» Task list
1. What name do the AWS setup steps give the new IAM user?
2. Retype part of the AWS setup steps, beginning at the words "1. Before moving" and stopping after the words "user (name: firstproj)".
3. Write what comes next in the AWS setup steps, picking up after the last line shown.

» Extract to read
1. Before moving to next component of Model Evaluation, some AWS services setup is needed:
      * Login to AWS console.
      * Keep region set as - us-east-1
      * Go to IAM >> Create new user (name: firstproj)
      * Attach policy >> select AdministratorAccess >> next >> create user
      * Go to the user >> Security Credentials >> Access Keys >> Create access key
      * Select CLI >> agree to condition >> next >> Create Access Key >> download csv file
      * Set env variables with above csv values using below method:
      ====================================================================================
         >> Set env var from bash terminal: <<
         export AWS_ACCESS_KEY_ID="AWS_ACCESS_KEY_ID"
         export AWS_SECRET_ACCESS_KEY="AWS_SECRET_ACCESS_KEY"
         >> Check env var from bash terminal: <<
         echo $AWS_ACCESS_KEY_ID
         echo $AWS_SECRET_ACCESS_KEY

         >> Set env var from powershell terminal: <<
         $env:AWS_ACCESS_KEY_ID="AWS_ACCESS_KEY_ID"

(Rows excerpted from a collection)

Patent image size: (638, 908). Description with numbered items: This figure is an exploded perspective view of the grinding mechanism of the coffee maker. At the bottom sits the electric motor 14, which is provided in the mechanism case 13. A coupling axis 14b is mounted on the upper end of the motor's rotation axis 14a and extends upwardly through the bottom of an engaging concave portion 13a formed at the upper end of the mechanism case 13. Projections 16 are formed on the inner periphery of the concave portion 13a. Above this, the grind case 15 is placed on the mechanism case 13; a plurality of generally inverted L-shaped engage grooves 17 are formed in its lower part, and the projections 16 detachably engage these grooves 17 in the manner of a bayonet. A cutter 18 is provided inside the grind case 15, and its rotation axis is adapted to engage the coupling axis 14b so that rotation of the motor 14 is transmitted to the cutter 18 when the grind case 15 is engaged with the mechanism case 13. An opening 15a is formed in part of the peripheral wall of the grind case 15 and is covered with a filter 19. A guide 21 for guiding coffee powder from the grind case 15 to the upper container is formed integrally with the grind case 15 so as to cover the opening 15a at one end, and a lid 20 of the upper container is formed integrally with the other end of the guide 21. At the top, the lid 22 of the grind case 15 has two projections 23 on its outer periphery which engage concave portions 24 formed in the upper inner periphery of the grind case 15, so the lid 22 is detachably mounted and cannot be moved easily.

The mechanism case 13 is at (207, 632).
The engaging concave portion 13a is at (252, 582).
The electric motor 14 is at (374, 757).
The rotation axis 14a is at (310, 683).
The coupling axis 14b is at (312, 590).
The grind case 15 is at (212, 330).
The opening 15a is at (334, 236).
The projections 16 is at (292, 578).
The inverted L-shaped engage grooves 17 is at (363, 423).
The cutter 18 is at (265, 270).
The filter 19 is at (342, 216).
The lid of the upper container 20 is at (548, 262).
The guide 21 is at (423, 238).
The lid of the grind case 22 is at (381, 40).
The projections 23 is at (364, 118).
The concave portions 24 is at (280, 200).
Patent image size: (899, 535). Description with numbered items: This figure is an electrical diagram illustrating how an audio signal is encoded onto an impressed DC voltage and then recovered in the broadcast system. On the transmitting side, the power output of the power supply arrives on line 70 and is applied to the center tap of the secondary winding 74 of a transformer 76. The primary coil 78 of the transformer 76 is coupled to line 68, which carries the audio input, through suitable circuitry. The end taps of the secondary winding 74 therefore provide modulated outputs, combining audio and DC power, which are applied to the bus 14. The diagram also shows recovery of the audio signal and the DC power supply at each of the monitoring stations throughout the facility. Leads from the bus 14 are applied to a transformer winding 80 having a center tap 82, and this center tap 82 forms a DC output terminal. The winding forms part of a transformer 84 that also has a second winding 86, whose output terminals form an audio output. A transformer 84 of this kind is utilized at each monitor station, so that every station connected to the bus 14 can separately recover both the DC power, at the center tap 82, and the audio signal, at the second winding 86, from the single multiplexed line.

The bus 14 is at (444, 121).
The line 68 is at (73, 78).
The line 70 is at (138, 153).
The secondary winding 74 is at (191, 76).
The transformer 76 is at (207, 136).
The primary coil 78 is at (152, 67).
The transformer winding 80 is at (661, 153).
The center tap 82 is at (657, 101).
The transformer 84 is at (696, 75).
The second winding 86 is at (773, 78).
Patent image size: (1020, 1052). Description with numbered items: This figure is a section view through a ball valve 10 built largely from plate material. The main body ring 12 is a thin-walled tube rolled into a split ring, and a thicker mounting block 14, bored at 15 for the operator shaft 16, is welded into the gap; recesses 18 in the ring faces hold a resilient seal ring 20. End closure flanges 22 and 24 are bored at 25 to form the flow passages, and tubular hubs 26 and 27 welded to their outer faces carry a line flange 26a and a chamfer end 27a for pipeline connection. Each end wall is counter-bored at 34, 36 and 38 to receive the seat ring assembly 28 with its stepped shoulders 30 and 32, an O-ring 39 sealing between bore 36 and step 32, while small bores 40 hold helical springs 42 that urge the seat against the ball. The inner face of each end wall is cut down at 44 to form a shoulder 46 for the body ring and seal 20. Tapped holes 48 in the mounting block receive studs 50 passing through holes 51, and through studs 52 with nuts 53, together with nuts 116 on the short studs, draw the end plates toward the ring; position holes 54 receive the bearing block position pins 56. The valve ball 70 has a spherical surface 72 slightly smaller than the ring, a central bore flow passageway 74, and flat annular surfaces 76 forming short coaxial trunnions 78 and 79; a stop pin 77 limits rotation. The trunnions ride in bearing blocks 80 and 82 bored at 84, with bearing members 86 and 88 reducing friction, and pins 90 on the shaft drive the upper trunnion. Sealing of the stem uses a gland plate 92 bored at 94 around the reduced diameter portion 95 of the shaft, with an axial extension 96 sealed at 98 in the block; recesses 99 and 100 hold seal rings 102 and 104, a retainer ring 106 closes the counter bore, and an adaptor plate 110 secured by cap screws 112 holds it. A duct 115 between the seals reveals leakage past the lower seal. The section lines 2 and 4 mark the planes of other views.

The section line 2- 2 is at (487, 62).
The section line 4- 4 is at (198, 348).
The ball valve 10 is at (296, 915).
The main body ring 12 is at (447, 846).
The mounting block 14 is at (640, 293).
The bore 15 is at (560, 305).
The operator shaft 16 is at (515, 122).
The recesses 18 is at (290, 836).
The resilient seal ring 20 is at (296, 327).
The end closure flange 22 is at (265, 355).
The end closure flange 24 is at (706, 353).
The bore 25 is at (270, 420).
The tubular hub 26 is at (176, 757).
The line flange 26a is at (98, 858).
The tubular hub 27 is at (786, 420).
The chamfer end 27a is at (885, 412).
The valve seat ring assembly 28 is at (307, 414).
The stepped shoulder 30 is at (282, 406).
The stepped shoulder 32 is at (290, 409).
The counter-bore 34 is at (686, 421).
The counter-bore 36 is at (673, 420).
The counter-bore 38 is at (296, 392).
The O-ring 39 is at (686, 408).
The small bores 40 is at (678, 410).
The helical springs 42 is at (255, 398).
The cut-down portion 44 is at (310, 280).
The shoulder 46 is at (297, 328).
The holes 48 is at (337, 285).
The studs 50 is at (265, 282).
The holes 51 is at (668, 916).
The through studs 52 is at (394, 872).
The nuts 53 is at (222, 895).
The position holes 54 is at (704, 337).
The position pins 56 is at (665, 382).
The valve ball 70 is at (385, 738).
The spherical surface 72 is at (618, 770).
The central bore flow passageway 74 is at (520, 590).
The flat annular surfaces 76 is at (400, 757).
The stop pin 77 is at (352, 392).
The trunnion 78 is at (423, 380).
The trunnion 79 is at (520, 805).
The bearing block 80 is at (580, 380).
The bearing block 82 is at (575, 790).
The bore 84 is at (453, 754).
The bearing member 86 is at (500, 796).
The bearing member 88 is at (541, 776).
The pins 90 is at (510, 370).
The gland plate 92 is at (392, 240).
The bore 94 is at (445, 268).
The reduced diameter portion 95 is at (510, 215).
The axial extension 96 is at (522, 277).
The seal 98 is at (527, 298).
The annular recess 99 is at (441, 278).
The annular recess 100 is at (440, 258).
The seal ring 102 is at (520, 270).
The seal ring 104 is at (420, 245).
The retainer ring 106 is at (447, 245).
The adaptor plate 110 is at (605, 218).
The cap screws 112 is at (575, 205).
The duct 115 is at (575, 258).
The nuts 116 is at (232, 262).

» Per-task outputs
1. firstproj

2.
1. Before moving to next component of Model Evaluation, some AWS services setup is needed:
      * Login to AWS console.
      * Keep region set as - us-east-1
      * Go to IAM >> Create new user (name: firstproj)

3.
         $env:AWS_SECRET_ACCESS_KEY="AWS_SECRET_ACCESS_KEY"
         >> Check env var from powershell terminal: <<
         echo $env:AWS_ACCESS_KEY_ID
         echo $env:AWS_SECRET_ACCESS_KEY
      ====================================================================================
      * Now add the access key, secret key, region name to constants.__init__.py
      * Add code to src.configuration.aws_connection.py file (To work with AWS S3 service)
      * Ensure below info in constants.__init__.py file:
            MODEL_EVALUATION_CHANGED_THRESHOLD_SCORE: float = 0.02
            MODEL_BUCKET_NAME = "my-model-mlopsproj"
            MODEL_PUSHER_S3_KEY = "model-registry"
      * Go to S3 service >> Create bucket >> Region: us-east-1 >> General purpose >>
        Bucket Name: "my-model-mlopsproj" >> uncheck: "Block all public access" and acknowledge >>
        Hit Create Bucket
      * Now inside "src.aws_storage" code needs to be added for the configurations needed to pull 
        and push model from AWS S3 bucket. 
      * Inside "entity" dir we will have an "s3_estimator.py" file containing all the func to pull/push
        data from s3 bucket.

2. Model Evaluation.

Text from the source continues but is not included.